>> Begin SOURCE EXCERPT
2

I really new to Python and coding in general, but I have been making some good strides.

I am able to pull some data off of the web through an API, and the result should be a string. What I am seeing though, are some instances such as "& amp;"" and " &quot". (I modified the character sets so it would print properly to the screen)

I figure there is a way to clean this string and remove the characters such that it looks like it does on a computer screen. I tried searching for urldecoding, but admittedly I dont even know if that is the solution.

Any help on how to remove these "extra" characters and produce a readable string will be greatly appreciated!

Many thanks in advance,

Brock

mjv
  • 73,152
  • 14
  • 113
  • 156
Btibert3
  • 38,798
  • 44
  • 129
  • 168
  • 3
    See http://stackoverflow.com/questions/1208916/decoding-html-entities-with-python The keyword is `HTML entity/ies`. Many python libraries help you convert or deal with these in various ways. – mjv Feb 18 '10 at 04:01
  • Where are you getting these data? Presumably these are part of an HTML or XML file, and in parsing it your parser should automatically unescape it for you. – Mike Graham Feb 18 '10 at 04:52

1 Answers1

2

xml.sax.saxutils.unescape(data[, entities]): Unescape '&amp', '&lt', and '&gt' in a string of data.

You can unescape other strings of data by passing a dictionary as the optional entities parameter. The keys and values must all be strings; each key will be replaced with its corresponding value. '&amp', '&lt', and '&gt' are always unescaped, even if entities is provided.

pwdyson
  • 1,177
  • 7
  • 14
>> End SOURCE EXCERPT
▸ WRITTEN INSTRUCTION 1:
Answer these questions about the forum thread on cleaning HTML entities out of a Python string.
(a) What search term did the asker try?
(b) What keyword does the comment by mjv give?
(c) Which three strings does the answer say are always unescaped?
▸ WRITTEN INSTRUCTION 2: In the records, start at the line that contains "series-end-point [767,422,780,435]" and stop after the line that contains "x-tick-label: 2025 [714,523,752,541]". Lay out those lines as a JSON list of strings, one per line, with blank lines left out.
>> Begin DATA SECTION
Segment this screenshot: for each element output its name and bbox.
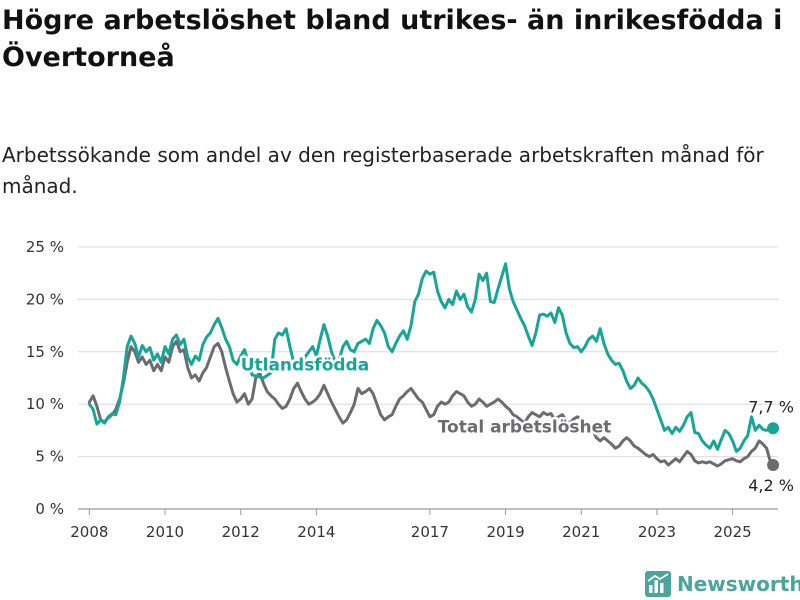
series-end-point [767,422,780,435]
brand-name: Newsworthy [677,572,800,596]
series-line-total [87,339,775,468]
end-value-label: 4,2 % [748,476,794,495]
y-tick-label: 5 % [35,448,64,466]
y-tick-label: 25 % [26,238,64,256]
chart-subtitle: Arbetssökande som andel av den registerb… [2,143,764,198]
x-tick-label: 2021 [562,523,600,541]
x-tick-label: 2017 [411,523,449,541]
x-tick-label: 2023 [638,523,676,541]
y-axis-ticks: 0 % 5 % 10 % 15 % 20 % 25 % [26,238,64,518]
series-lines [87,262,780,471]
x-tick-label: 2008 [70,523,108,541]
y-tick-label: 0 % [35,500,64,518]
x-tick-label: 2019 [486,523,524,541]
series-end-point [767,458,780,471]
x-tick-label: 2014 [297,523,335,541]
x-tick-label: 2012 [222,523,260,541]
grid-lines [78,246,778,510]
y-tick-label: 15 % [26,343,64,361]
series-label: Total arbetslöshet [438,417,612,437]
series-labels: Utlandsfödda Total arbetslöshet 7,7 % 4,2 % [238,353,794,495]
y-tick-label: 20 % [26,290,64,308]
chart-title: Högre arbetslöshet bland utrikes- än inr… [2,5,783,73]
series-label: Utlandsfödda [241,356,370,376]
end-value-label: 7,7 % [748,397,794,416]
series-line-utlandsfodda [87,262,775,453]
newsworthy-logo: Newsworthy [645,569,800,599]
newsworthy-logo-icon [645,571,671,597]
x-tick-label: 2010 [146,523,184,541]
x-tick-label: 2025 [714,523,752,541]
x-axis-ticks: 2008 2010 2012 2014 2017 2019 2021 2023 2025 [70,509,752,541]
y-tick-label: 10 % [26,395,64,413]
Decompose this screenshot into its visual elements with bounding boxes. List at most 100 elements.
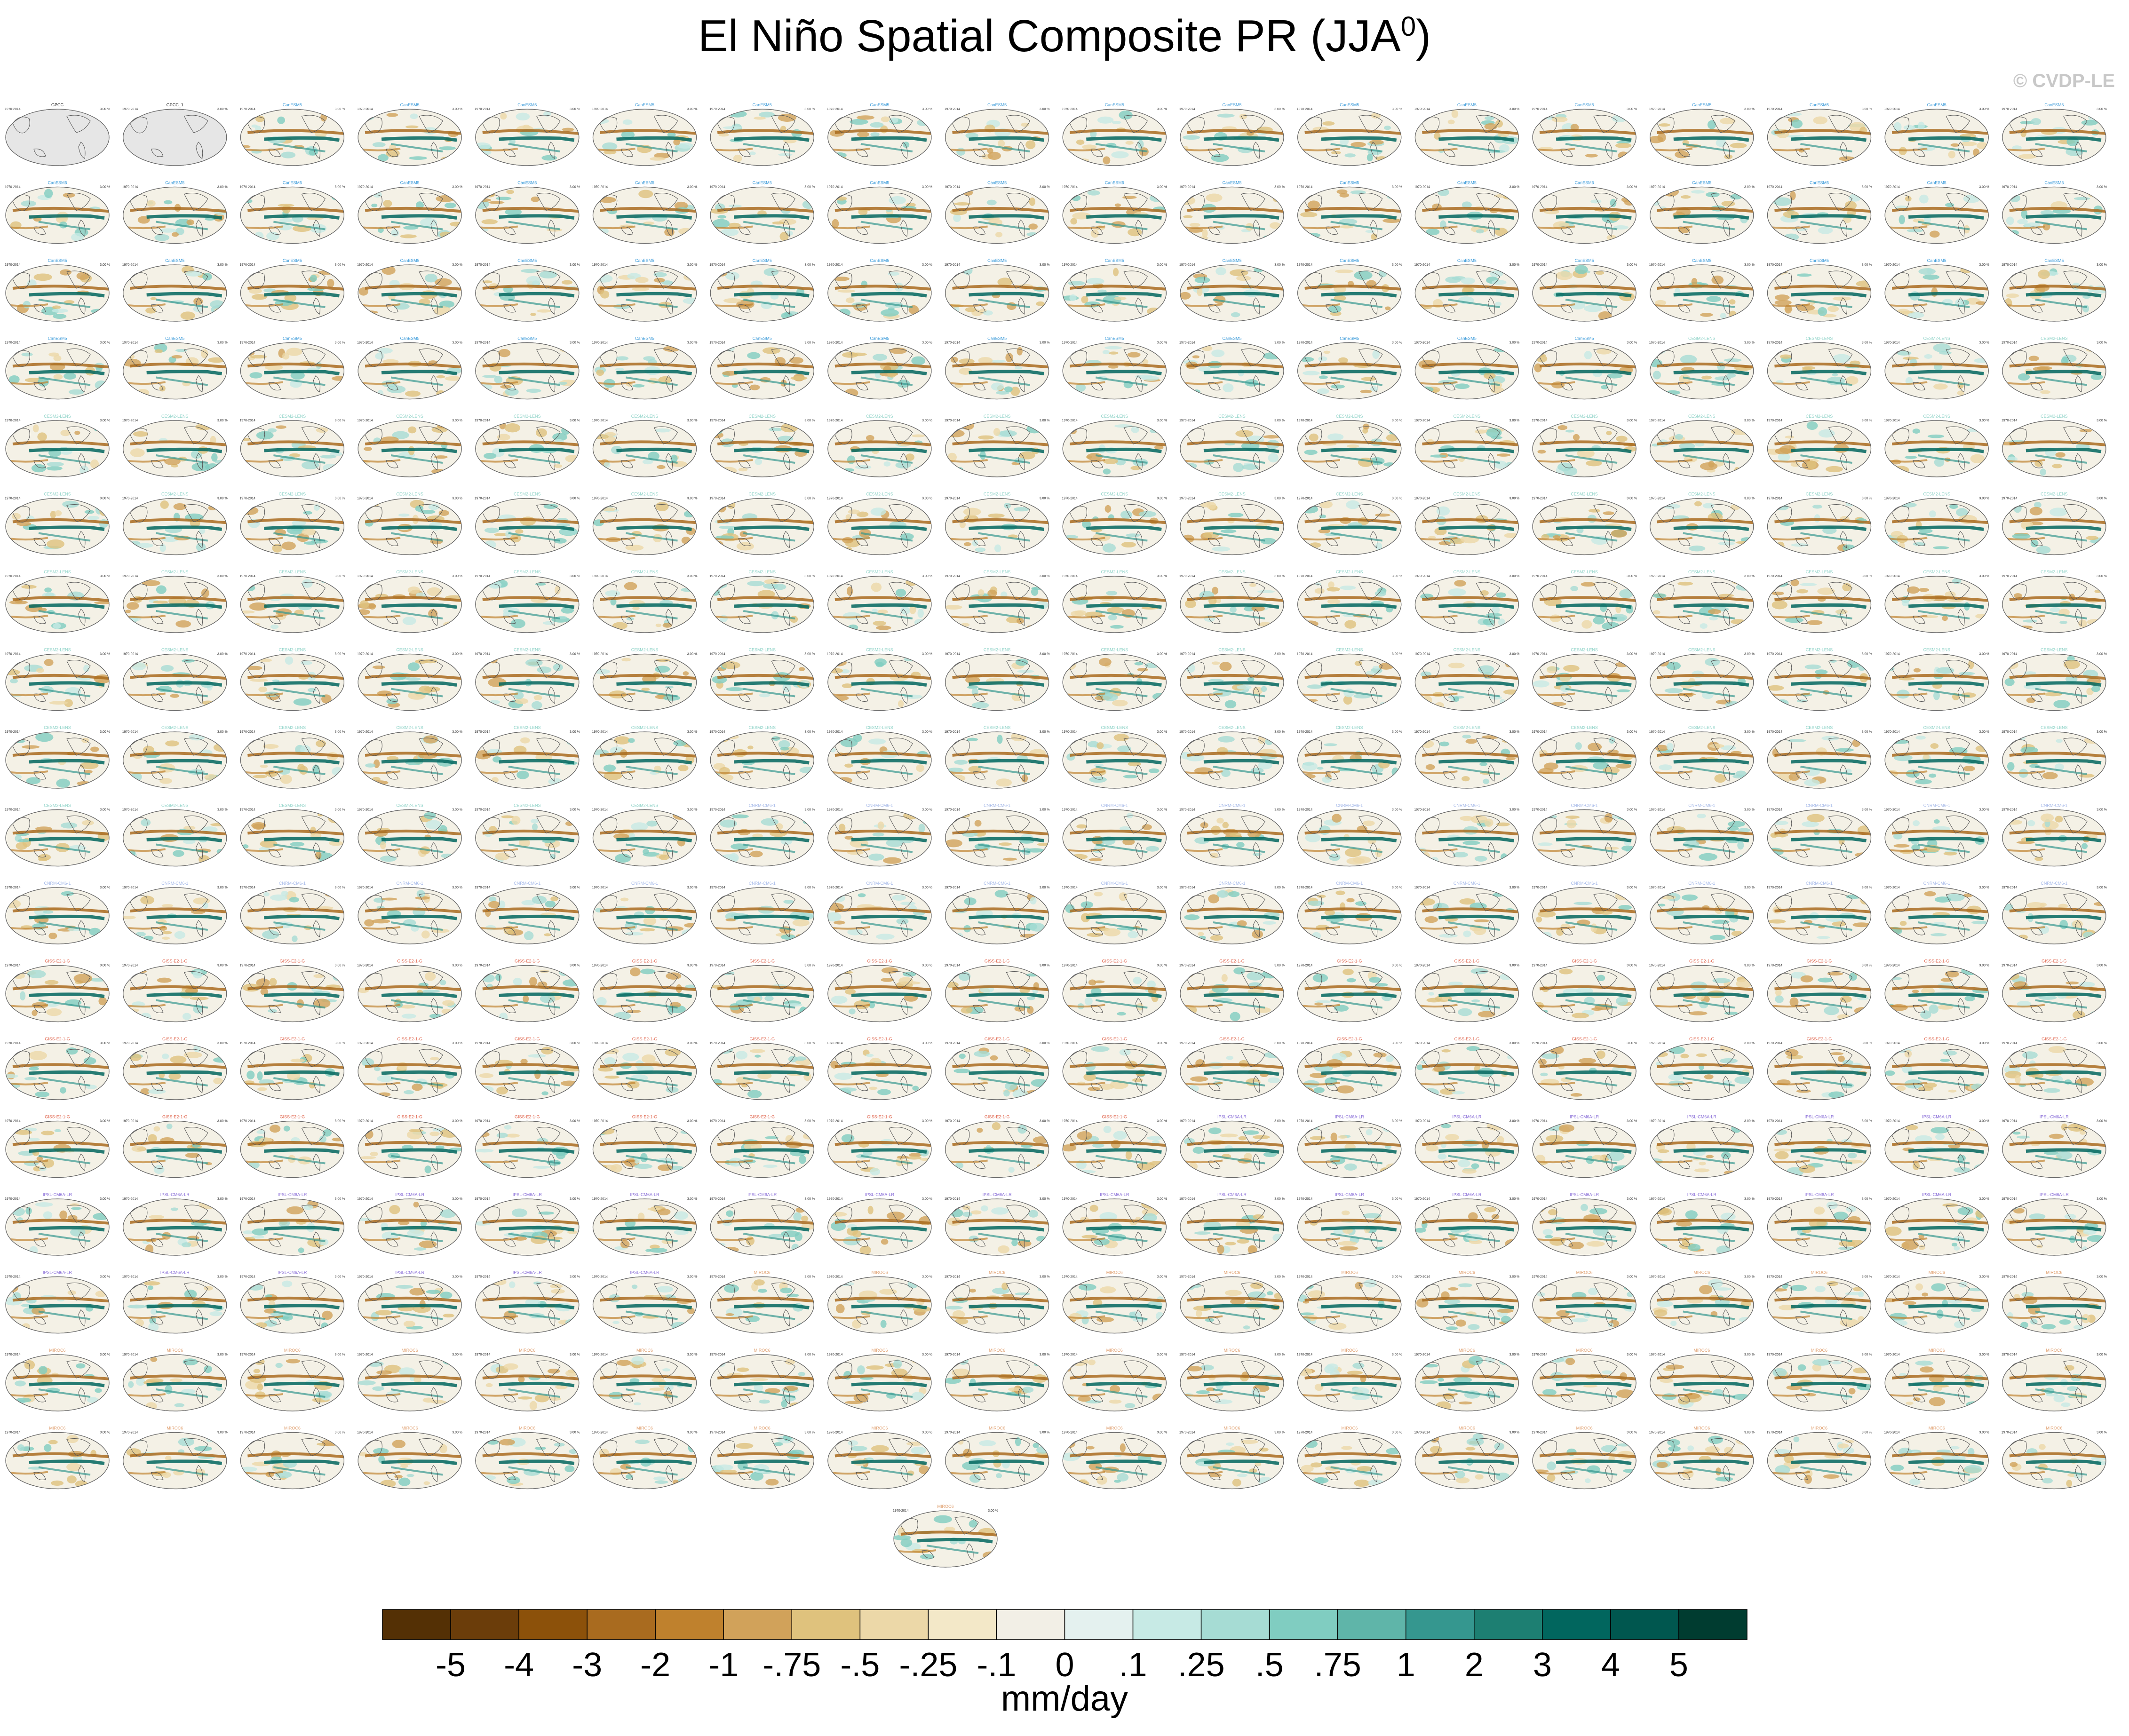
panel-period-label: 1970-2014 xyxy=(1179,886,1195,889)
map-panel: CanESM5 1970-2014 3.00 % xyxy=(1179,181,1285,244)
panel-period-label: 1970-2014 xyxy=(709,730,725,734)
map-panel: GISS-E2-1-G 1970-2014 3.00 % xyxy=(239,1037,345,1100)
panel-stat-label: 3.00 % xyxy=(687,1353,698,1356)
panel-stat-label: 3.00 % xyxy=(100,1197,110,1201)
map-panel: GISS-E2-1-G 1970-2014 3.00 % xyxy=(592,1115,698,1178)
panel-period-label: 1970-2014 xyxy=(827,1042,843,1045)
panel-stat-label: 3.00 % xyxy=(335,1120,345,1123)
panel-period-label: 1970-2014 xyxy=(1767,809,1783,812)
panel-period-label: 1970-2014 xyxy=(1414,575,1430,578)
panel-stat-label: 3.00 % xyxy=(2097,1431,2107,1435)
panel-title: CanESM5 xyxy=(753,103,772,107)
map-panel: CESM2-LENS 1970-2014 3.00 % xyxy=(592,492,698,555)
panel-stat-label: 3.00 % xyxy=(804,419,815,422)
panel-stat-label: 3.00 % xyxy=(1862,419,1872,422)
panel-title: CanESM5 xyxy=(283,336,302,341)
map-panel: GISS-E2-1-G 1970-2014 3.00 % xyxy=(475,959,580,1023)
map-panel: GISS-E2-1-G 1970-2014 3.00 % xyxy=(239,1115,345,1178)
panel-period-label: 1970-2014 xyxy=(475,730,491,734)
panel-period-label: 1970-2014 xyxy=(357,1197,373,1201)
colorbar-tick-label: -3 xyxy=(572,1646,602,1679)
panel-stat-label: 3.00 % xyxy=(1627,964,1637,967)
map-panel: CESM2-LENS 1970-2014 3.00 % xyxy=(945,414,1050,477)
panel-period-label: 1970-2014 xyxy=(1884,809,1900,812)
panel-stat-label: 3.00 % xyxy=(1862,653,1872,656)
panel-title: CanESM5 xyxy=(517,258,537,263)
panel-period-label: 1970-2014 xyxy=(239,653,255,656)
panel-title: CESM2-LENS xyxy=(866,414,893,419)
panel-title: IPSL-CM6A-LR xyxy=(43,1192,72,1197)
map-panel: CESM2-LENS 1970-2014 3.00 % xyxy=(357,492,462,555)
map-panel: CanESM5 1970-2014 3.00 % xyxy=(945,336,1050,400)
panel-stat-label: 3.00 % xyxy=(1274,809,1285,812)
panel-title: CanESM5 xyxy=(1692,181,1711,185)
map-panel: GISS-E2-1-G 1970-2014 3.00 % xyxy=(827,1115,932,1178)
map-panel: IPSL-CM6A-LR 1970-2014 3.00 % xyxy=(2002,1192,2107,1256)
panel-period-label: 1970-2014 xyxy=(592,186,608,189)
panel-title: CESM2-LENS xyxy=(1806,648,1833,652)
map-panel: GISS-E2-1-G 1970-2014 3.00 % xyxy=(709,1037,815,1100)
map-panel: CESM2-LENS 1970-2014 3.00 % xyxy=(5,414,110,477)
map-panel: IPSL-CM6A-LR 1970-2014 3.00 % xyxy=(122,1192,228,1256)
panel-title: CESM2-LENS xyxy=(514,414,541,419)
panel-title: IPSL-CM6A-LR xyxy=(1335,1192,1365,1197)
panel-period-label: 1970-2014 xyxy=(122,1353,138,1356)
panel-period-label: 1970-2014 xyxy=(827,1120,843,1123)
panel-period-label: 1970-2014 xyxy=(2002,575,2018,578)
map-panel: MIROC6 1970-2014 3.00 % xyxy=(1297,1270,1402,1334)
panel-period-label: 1970-2014 xyxy=(122,1276,138,1279)
panel-title: GISS-E2-1-G xyxy=(749,1037,775,1041)
panel-stat-label: 3.00 % xyxy=(1157,497,1168,500)
panel-period-label: 1970-2014 xyxy=(239,1353,255,1356)
panel-title: GISS-E2-1-G xyxy=(985,959,1010,964)
panel-period-label: 1970-2014 xyxy=(1532,186,1548,189)
panel-period-label: 1970-2014 xyxy=(1532,497,1548,500)
map-panel: IPSL-CM6A-LR 1970-2014 3.00 % xyxy=(592,1270,698,1334)
map-panel: CESM2-LENS 1970-2014 3.00 % xyxy=(1767,570,1872,633)
panel-stat-label: 3.00 % xyxy=(1274,886,1285,889)
panel-stat-label: 3.00 % xyxy=(1979,809,1989,812)
map-panel: GISS-E2-1-G 1970-2014 3.00 % xyxy=(1884,1037,1989,1100)
map-panel: CESM2-LENS 1970-2014 3.00 % xyxy=(1767,414,1872,477)
map-panel: CanESM5 1970-2014 3.00 % xyxy=(2002,103,2107,166)
panel-period-label: 1970-2014 xyxy=(357,653,373,656)
panel-title: MIROC6 xyxy=(636,1426,653,1431)
panel-period-label: 1970-2014 xyxy=(1297,1197,1313,1201)
panel-title: GISS-E2-1-G xyxy=(749,959,775,964)
panel-period-label: 1970-2014 xyxy=(1297,1276,1313,1279)
map-panel: CESM2-LENS 1970-2014 3.00 % xyxy=(475,803,580,867)
panel-period-label: 1970-2014 xyxy=(1414,809,1430,812)
panel-stat-label: 3.00 % xyxy=(1862,186,1872,189)
map-panel: CESM2-LENS 1970-2014 3.00 % xyxy=(1414,570,1519,633)
panel-period-label: 1970-2014 xyxy=(357,886,373,889)
panel-period-label: 1970-2014 xyxy=(475,263,491,267)
panel-stat-label: 3.00 % xyxy=(335,1353,345,1356)
panel-period-label: 1970-2014 xyxy=(357,1120,373,1123)
panel-stat-label: 3.00 % xyxy=(1274,186,1285,189)
panel-title: CanESM5 xyxy=(283,181,302,185)
panel-stat-label: 3.00 % xyxy=(570,263,580,267)
panel-title: IPSL-CM6A-LR xyxy=(43,1270,72,1275)
panel-stat-label: 3.00 % xyxy=(1862,1042,1872,1045)
panel-period-label: 1970-2014 xyxy=(945,886,961,889)
panel-title: GISS-E2-1-G xyxy=(1337,1037,1362,1041)
map-panel: MIROC6 1970-2014 3.00 % xyxy=(827,1426,932,1490)
panel-period-label: 1970-2014 xyxy=(5,1431,21,1435)
panel-period-label: 1970-2014 xyxy=(592,809,608,812)
map-panel: CESM2-LENS 1970-2014 3.00 % xyxy=(1062,648,1167,711)
panel-period-label: 1970-2014 xyxy=(122,263,138,267)
map-panel: CESM2-LENS 1970-2014 3.00 % xyxy=(239,492,345,555)
panel-period-label: 1970-2014 xyxy=(239,341,255,345)
panel-title: GISS-E2-1-G xyxy=(1337,959,1362,964)
panel-stat-label: 3.00 % xyxy=(2097,186,2107,189)
map-panel: CNRM-CM6-1 1970-2014 3.00 % xyxy=(1414,803,1519,867)
title-superscript: 0 xyxy=(1400,11,1416,42)
panel-stat-label: 3.00 % xyxy=(1157,730,1168,734)
panel-title: CESM2-LENS xyxy=(1688,570,1716,574)
panel-title: CNRM-CM6-1 xyxy=(1571,803,1598,808)
map-panel: MIROC6 1970-2014 3.00 % xyxy=(945,1426,1050,1490)
colorbar-tick-label: -.25 xyxy=(899,1646,957,1679)
panel-title: MIROC6 xyxy=(1929,1270,1945,1275)
panel-stat-label: 3.00 % xyxy=(452,263,462,267)
map-panel: GISS-E2-1-G 1970-2014 3.00 % xyxy=(1062,1037,1167,1100)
>> End DATA SECTION
▸ COMPLETE OUTPUT 1:
(a) urldecoding
(b) HTML entity/ies
(c) '&amp', '&lt', and '&gt'

▸ COMPLETE OUTPUT 2:
[
  "series-end-point [767,422,780,435]",
  "brand-name: Newsworthy [677,572,800,596]",
  "series-line-total [87,339,775,468]",
  "end-value-label: 4,2 % [748,476,794,495]",
  "y-tick-label: 5 % [35,448,64,466]",
  "y-tick-label: 25 % [26,238,64,256]",
  "chart-subtitle: Arbetssökande som andel av den registerb… [2,143,764,198]",
  "x-tick-label: 2021 [562,523,600,541]",
  "x-tick-label: 2017 [411,523,449,541]",
  "x-tick-label: 2023 [638,523,676,541]",
  "y-axis-ticks: 0 % 5 % 10 % 15 % 20 % 25 % [26,238,64,518]",
  "series-lines [87,262,780,471]",
  "x-tick-label: 2008 [70,523,108,541]",
  "y-tick-label: 0 % [35,500,64,518]",
  "x-tick-label: 2019 [486,523,524,541]",
  "series-end-point [767,458,780,471]",
  "x-tick-label: 2014 [297,523,335,541]",
  "x-tick-label: 2012 [222,523,260,541]",
  "grid-lines [78,246,778,510]",
  "y-tick-label: 15 % [26,343,64,361]",
  "series-label: Total arbetslöshet [438,417,612,437]",
  "series-labels: Utlandsfödda Total arbetslöshet 7,7 % 4,2 % [238,353,794,495]",
  "y-tick-label: 20 % [26,290,64,308]",
  "chart-title: Högre arbetslöshet bland utrikes- än inr… [2,5,783,73]",
  "series-label: Utlandsfödda [241,356,370,376]",
  "end-value-label: 7,7 % [748,397,794,416]",
  "series-line-utlandsfodda [87,262,775,453]",
  "newsworthy-logo: Newsworthy [645,569,800,599]",
  "newsworthy-logo-icon [645,571,671,597]",
  "x-tick-label: 2010 [146,523,184,541]",
  "x-tick-label: 2025 [714,523,752,541]"
]